GOAL OF THE EXERCISE
Retype each entry below, keeping every character the same.

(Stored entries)
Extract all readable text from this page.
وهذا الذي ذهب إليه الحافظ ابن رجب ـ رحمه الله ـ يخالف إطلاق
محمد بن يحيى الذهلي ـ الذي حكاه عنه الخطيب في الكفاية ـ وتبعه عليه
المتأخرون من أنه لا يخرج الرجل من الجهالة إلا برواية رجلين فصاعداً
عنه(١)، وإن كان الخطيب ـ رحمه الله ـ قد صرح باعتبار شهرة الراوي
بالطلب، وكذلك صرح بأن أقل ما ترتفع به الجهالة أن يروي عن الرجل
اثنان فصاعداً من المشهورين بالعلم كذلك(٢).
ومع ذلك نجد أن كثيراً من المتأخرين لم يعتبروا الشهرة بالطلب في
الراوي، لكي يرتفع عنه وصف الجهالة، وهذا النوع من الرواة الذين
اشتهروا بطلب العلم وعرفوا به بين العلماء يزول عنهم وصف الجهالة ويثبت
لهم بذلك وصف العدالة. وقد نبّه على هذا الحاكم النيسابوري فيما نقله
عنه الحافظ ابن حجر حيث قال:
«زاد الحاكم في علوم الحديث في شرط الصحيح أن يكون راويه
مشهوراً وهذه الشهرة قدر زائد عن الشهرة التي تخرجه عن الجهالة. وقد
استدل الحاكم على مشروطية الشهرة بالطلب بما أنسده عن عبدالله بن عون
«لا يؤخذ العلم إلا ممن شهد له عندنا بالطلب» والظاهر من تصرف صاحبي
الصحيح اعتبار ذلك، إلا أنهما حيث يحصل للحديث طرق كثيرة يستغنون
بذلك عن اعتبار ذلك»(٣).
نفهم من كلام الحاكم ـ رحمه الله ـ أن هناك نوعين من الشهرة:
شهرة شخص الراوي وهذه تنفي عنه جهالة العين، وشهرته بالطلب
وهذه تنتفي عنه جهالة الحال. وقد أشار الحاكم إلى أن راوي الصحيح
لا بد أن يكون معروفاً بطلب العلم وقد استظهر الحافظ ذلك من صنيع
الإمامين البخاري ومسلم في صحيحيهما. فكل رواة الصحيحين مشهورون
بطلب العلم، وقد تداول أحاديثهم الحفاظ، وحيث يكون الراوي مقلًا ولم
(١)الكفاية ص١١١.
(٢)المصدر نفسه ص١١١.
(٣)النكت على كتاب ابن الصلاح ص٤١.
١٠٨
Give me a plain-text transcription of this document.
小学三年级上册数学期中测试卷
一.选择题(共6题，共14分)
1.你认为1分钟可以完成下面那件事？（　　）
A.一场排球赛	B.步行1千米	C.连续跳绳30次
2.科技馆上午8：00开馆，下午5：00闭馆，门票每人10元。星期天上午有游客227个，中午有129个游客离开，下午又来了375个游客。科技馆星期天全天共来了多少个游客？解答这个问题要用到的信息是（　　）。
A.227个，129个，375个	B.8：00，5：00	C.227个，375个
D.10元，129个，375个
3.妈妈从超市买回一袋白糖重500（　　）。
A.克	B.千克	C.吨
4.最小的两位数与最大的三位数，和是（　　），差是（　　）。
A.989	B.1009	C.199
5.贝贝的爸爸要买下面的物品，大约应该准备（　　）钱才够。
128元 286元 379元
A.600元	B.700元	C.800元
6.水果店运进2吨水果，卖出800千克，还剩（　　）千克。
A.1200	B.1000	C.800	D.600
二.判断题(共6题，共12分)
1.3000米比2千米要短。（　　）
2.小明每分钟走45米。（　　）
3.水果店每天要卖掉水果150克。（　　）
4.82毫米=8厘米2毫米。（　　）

OUTPUT FOR THIS EXERCISE
Extract all readable text from this page.
وهذا الذي ذهب إليه الحافظ ابن رجب ـ رحمه الله ـ يخالف إطلاق
محمد بن يحيى الذهلي ـ الذي حكاه عنه الخطيب في الكفاية ـ وتبعه عليه
المتأخرون من أنه لا يخرج الرجل من الجهالة إلا برواية رجلين فصاعداً
عنه(١)، وإن كان الخطيب ـ رحمه الله ـ قد صرح باعتبار شهرة الراوي
بالطلب، وكذلك صرح بأن أقل ما ترتفع به الجهالة أن يروي عن الرجل
اثنان فصاعداً من المشهورين بالعلم كذلك(٢).
ومع ذلك نجد أن كثيراً من المتأخرين لم يعتبروا الشهرة بالطلب في
الراوي، لكي يرتفع عنه وصف الجهالة، وهذا النوع من الرواة الذين
اشتهروا بطلب العلم وعرفوا به بين العلماء يزول عنهم وصف الجهالة ويثبت
لهم بذلك وصف العدالة. وقد نبّه على هذا الحاكم النيسابوري فيما نقله
عنه الحافظ ابن حجر حيث قال:
«زاد الحاكم في علوم الحديث في شرط الصحيح أن يكون راويه
مشهوراً وهذه الشهرة قدر زائد عن الشهرة التي تخرجه عن الجهالة. وقد
استدل الحاكم على مشروطية الشهرة بالطلب بما أنسده عن عبدالله بن عون
«لا يؤخذ العلم إلا ممن شهد له عندنا بالطلب» والظاهر من تصرف صاحبي
الصحيح اعتبار ذلك، إلا أنهما حيث يحصل للحديث طرق كثيرة يستغنون
بذلك عن اعتبار ذلك»(٣).
نفهم من كلام الحاكم ـ رحمه الله ـ أن هناك نوعين من الشهرة:
شهرة شخص الراوي وهذه تنفي عنه جهالة العين، وشهرته بالطلب
وهذه تنتفي عنه جهالة الحال. وقد أشار الحاكم إلى أن راوي الصحيح
لا بد أن يكون معروفاً بطلب العلم وقد استظهر الحافظ ذلك من صنيع
الإمامين البخاري ومسلم في صحيحيهما. فكل رواة الصحيحين مشهورون
بطلب العلم، وقد تداول أحاديثهم الحفاظ، وحيث يكون الراوي مقلًا ولم
(١)الكفاية ص١١١.
(٢)المصدر نفسه ص١١١.
(٣)النكت على كتاب ابن الصلاح ص٤١.
١٠٨
Give me a plain-text transcription of this document.
小学三年级上册数学期中测试卷
一.选择题(共6题，共14分)
1.你认为1分钟可以完成下面那件事？（　　）
A.一场排球赛	B.步行1千米	C.连续跳绳30次
2.科技馆上午8：00开馆，下午5：00闭馆，门票每人10元。星期天上午有游客227个，中午有129个游客离开，下午又来了375个游客。科技馆星期天全天共来了多少个游客？解答这个问题要用到的信息是（　　）。
A.227个，129个，375个	B.8：00，5：00	C.227个，375个
D.10元，129个，375个
3.妈妈从超市买回一袋白糖重500（　　）。
A.克	B.千克	C.吨
4.最小的两位数与最大的三位数，和是（　　），差是（　　）。
A.989	B.1009	C.199
5.贝贝的爸爸要买下面的物品，大约应该准备（　　）钱才够。
128元 286元 379元
A.600元	B.700元	C.800元
6.水果店运进2吨水果，卖出800千克，还剩（　　）千克。
A.1200	B.1000	C.800	D.600
二.判断题(共6题，共12分)
1.3000米比2千米要短。（　　）
2.小明每分钟走45米。（　　）
3.水果店每天要卖掉水果150克。（　　）
4.82毫米=8厘米2毫米。（　　）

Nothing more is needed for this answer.